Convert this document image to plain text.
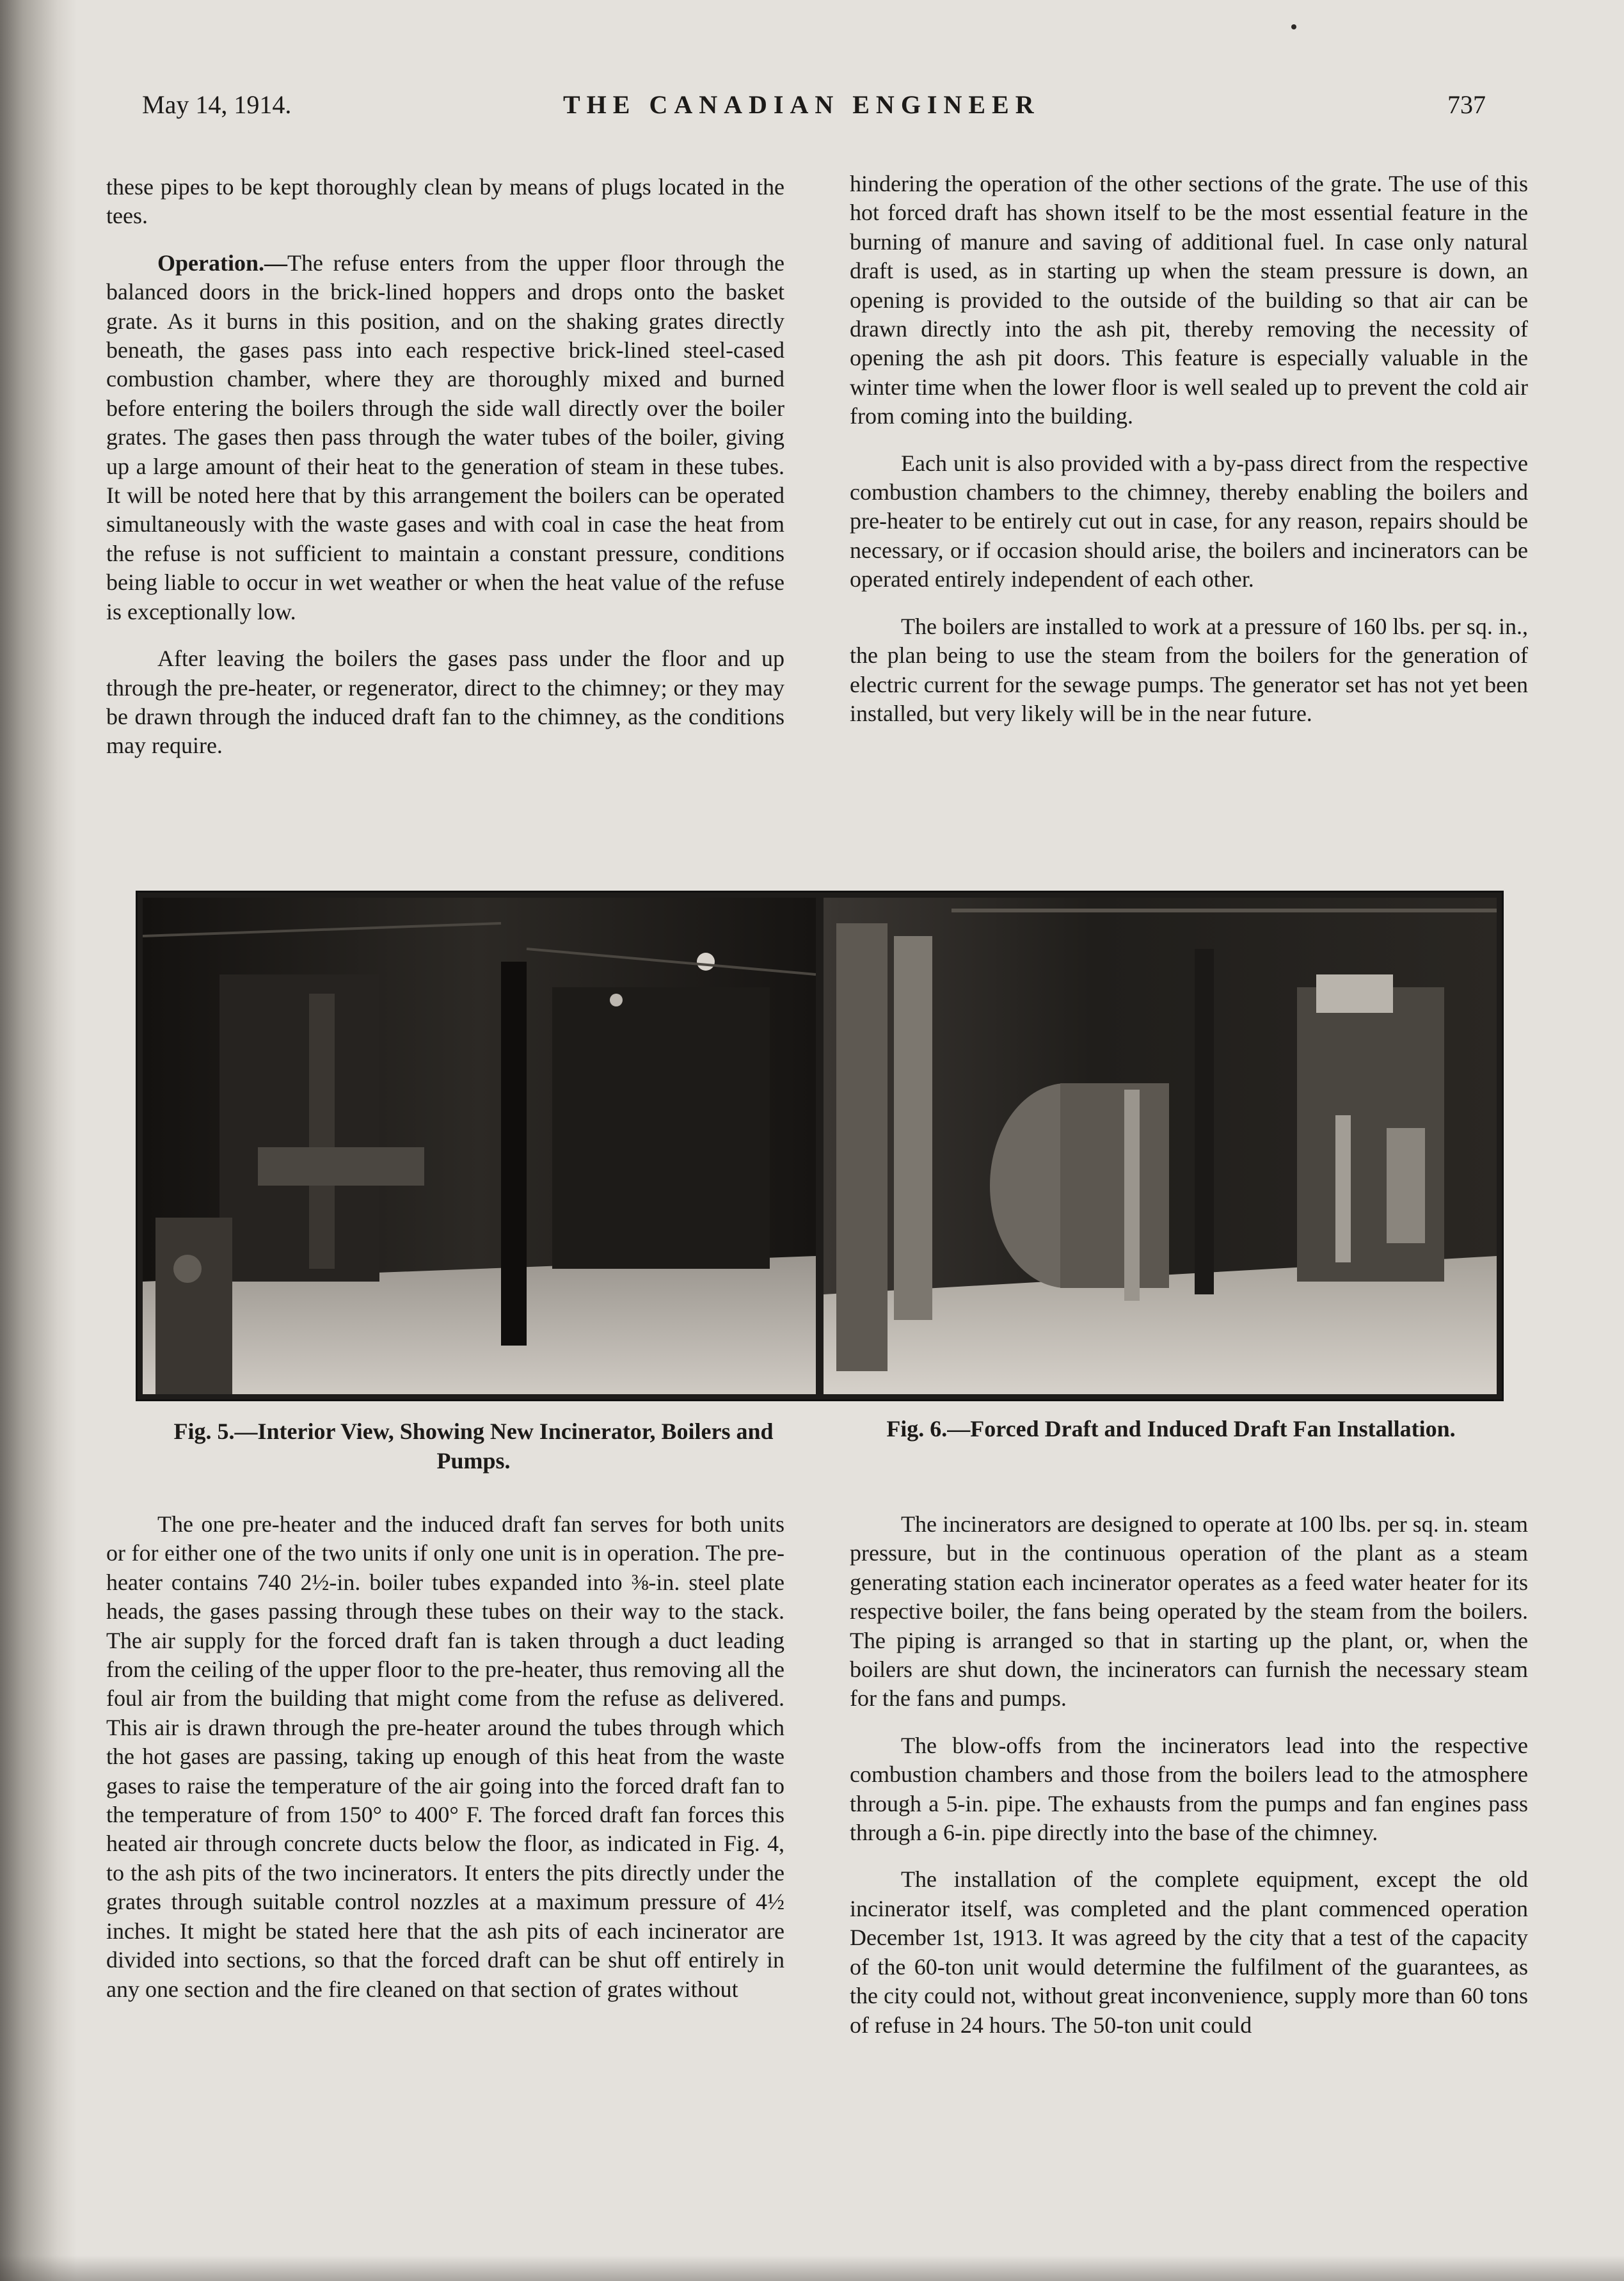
May 14, 1914.	THE CANADIAN ENGINEER	737

these pipes to be kept thoroughly clean by means of plugs located in the tees.

Operation.—The refuse enters from the upper floor through the balanced doors in the brick-lined hoppers and drops onto the basket grate. As it burns in this position, and on the shaking grates directly beneath, the gases pass into each respective brick-lined steel-cased combustion chamber, where they are thoroughly mixed and burned before entering the boilers through the side wall directly over the boiler grates. The gases then pass through the water tubes of the boiler, giving up a large amount of their heat to the generation of steam in these tubes. It will be noted here that by this arrangement the boilers can be operated simultaneously with the waste gases and with coal in case the heat from the refuse is not sufficient to maintain a constant pressure, conditions being liable to occur in wet weather or when the heat value of the refuse is exceptionally low.

After leaving the boilers the gases pass under the floor and up through the pre-heater, or regenerator, direct to the chimney; or they may be drawn through the induced draft fan to the chimney, as the conditions may require.

hindering the operation of the other sections of the grate. The use of this hot forced draft has shown itself to be the most essential feature in the burning of manure and saving of additional fuel. In case only natural draft is used, as in starting up when the steam pressure is down, an opening is provided to the outside of the building so that air can be drawn directly into the ash pit, thereby removing the necessity of opening the ash pit doors. This feature is especially valuable in the winter time when the lower floor is well sealed up to prevent the cold air from coming into the building.

Each unit is also provided with a by-pass direct from the respective combustion chambers to the chimney, thereby enabling the boilers and pre-heater to be entirely cut out in case, for any reason, repairs should be necessary, or if occasion should arise, the boilers and incinerators can be operated entirely independent of each other.

The boilers are installed to work at a pressure of 160 lbs. per sq. in., the plan being to use the steam from the boilers for the generation of electric current for the sewage pumps. The generator set has not yet been installed, but very likely will be in the near future.

Fig. 5.—Interior View, Showing New Incinerator, Boilers and Pumps.
Fig. 6.—Forced Draft and Induced Draft Fan Installation.

The one pre-heater and the induced draft fan serves for both units or for either one of the two units if only one unit is in operation. The pre-heater contains 740 2½-in. boiler tubes expanded into ⅜-in. steel plate heads, the gases passing through these tubes on their way to the stack. The air supply for the forced draft fan is taken through a duct leading from the ceiling of the upper floor to the pre-heater, thus removing all the foul air from the building that might come from the refuse as delivered. This air is drawn through the pre-heater around the tubes through which the hot gases are passing, taking up enough of this heat from the waste gases to raise the temperature of the air going into the forced draft fan to the temperature of from 150° to 400° F. The forced draft fan forces this heated air through concrete ducts below the floor, as indicated in Fig. 4, to the ash pits of the two incinerators. It enters the pits directly under the grates through suitable control nozzles at a maximum pressure of 4½ inches. It might be stated here that the ash pits of each incinerator are divided into sections, so that the forced draft can be shut off entirely in any one section and the fire cleaned on that section of grates without

The incinerators are designed to operate at 100 lbs. per sq. in. steam pressure, but in the continuous operation of the plant as a steam generating station each incinerator operates as a feed water heater for its respective boiler, the fans being operated by the steam from the boilers. The piping is arranged so that in starting up the plant, or, when the boilers are shut down, the incinerators can furnish the necessary steam for the fans and pumps.

The blow-offs from the incinerators lead into the respective combustion chambers and those from the boilers lead to the atmosphere through a 5-in. pipe. The exhausts from the pumps and fan engines pass through a 6-in. pipe directly into the base of the chimney.

The installation of the complete equipment, except the old incinerator itself, was completed and the plant commenced operation December 1st, 1913. It was agreed by the city that a test of the capacity of the 60-ton unit would determine the fulfilment of the guarantees, as the city could not, without great inconvenience, supply more than 60 tons of refuse in 24 hours. The 50-ton unit could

Task details.
Write out the whole listing again, exactly, with no pictures.

Final result.
Convert this document image to plain text.
May 14, 1914.	THE CANADIAN ENGINEER	737

these pipes to be kept thoroughly clean by means of plugs located in the tees.

Operation.—The refuse enters from the upper floor through the balanced doors in the brick-lined hoppers and drops onto the basket grate. As it burns in this position, and on the shaking grates directly beneath, the gases pass into each respective brick-lined steel-cased combustion chamber, where they are thoroughly mixed and burned before entering the boilers through the side wall directly over the boiler grates. The gases then pass through the water tubes of the boiler, giving up a large amount of their heat to the generation of steam in these tubes. It will be noted here that by this arrangement the boilers can be operated simultaneously with the waste gases and with coal in case the heat from the refuse is not sufficient to maintain a constant pressure, conditions being liable to occur in wet weather or when the heat value of the refuse is exceptionally low.

After leaving the boilers the gases pass under the floor and up through the pre-heater, or regenerator, direct to the chimney; or they may be drawn through the induced draft fan to the chimney, as the conditions may require.

hindering the operation of the other sections of the grate. The use of this hot forced draft has shown itself to be the most essential feature in the burning of manure and saving of additional fuel. In case only natural draft is used, as in starting up when the steam pressure is down, an opening is provided to the outside of the building so that air can be drawn directly into the ash pit, thereby removing the necessity of opening the ash pit doors. This feature is especially valuable in the winter time when the lower floor is well sealed up to prevent the cold air from coming into the building.

Each unit is also provided with a by-pass direct from the respective combustion chambers to the chimney, thereby enabling the boilers and pre-heater to be entirely cut out in case, for any reason, repairs should be necessary, or if occasion should arise, the boilers and incinerators can be operated entirely independent of each other.

The boilers are installed to work at a pressure of 160 lbs. per sq. in., the plan being to use the steam from the boilers for the generation of electric current for the sewage pumps. The generator set has not yet been installed, but very likely will be in the near future.

Fig. 5.—Interior View, Showing New Incinerator, Boilers and Pumps.
Fig. 6.—Forced Draft and Induced Draft Fan Installation.

The one pre-heater and the induced draft fan serves for both units or for either one of the two units if only one unit is in operation. The pre-heater contains 740 2½-in. boiler tubes expanded into ⅜-in. steel plate heads, the gases passing through these tubes on their way to the stack. The air supply for the forced draft fan is taken through a duct leading from the ceiling of the upper floor to the pre-heater, thus removing all the foul air from the building that might come from the refuse as delivered. This air is drawn through the pre-heater around the tubes through which the hot gases are passing, taking up enough of this heat from the waste gases to raise the temperature of the air going into the forced draft fan to the temperature of from 150° to 400° F. The forced draft fan forces this heated air through concrete ducts below the floor, as indicated in Fig. 4, to the ash pits of the two incinerators. It enters the pits directly under the grates through suitable control nozzles at a maximum pressure of 4½ inches. It might be stated here that the ash pits of each incinerator are divided into sections, so that the forced draft can be shut off entirely in any one section and the fire cleaned on that section of grates without

The incinerators are designed to operate at 100 lbs. per sq. in. steam pressure, but in the continuous operation of the plant as a steam generating station each incinerator operates as a feed water heater for its respective boiler, the fans being operated by the steam from the boilers. The piping is arranged so that in starting up the plant, or, when the boilers are shut down, the incinerators can furnish the necessary steam for the fans and pumps.

The blow-offs from the incinerators lead into the respective combustion chambers and those from the boilers lead to the atmosphere through a 5-in. pipe. The exhausts from the pumps and fan engines pass through a 6-in. pipe directly into the base of the chimney.

The installation of the complete equipment, except the old incinerator itself, was completed and the plant commenced operation December 1st, 1913. It was agreed by the city that a test of the capacity of the 60-ton unit would determine the fulfilment of the guarantees, as the city could not, without great inconvenience, supply more than 60 tons of refuse in 24 hours. The 50-ton unit could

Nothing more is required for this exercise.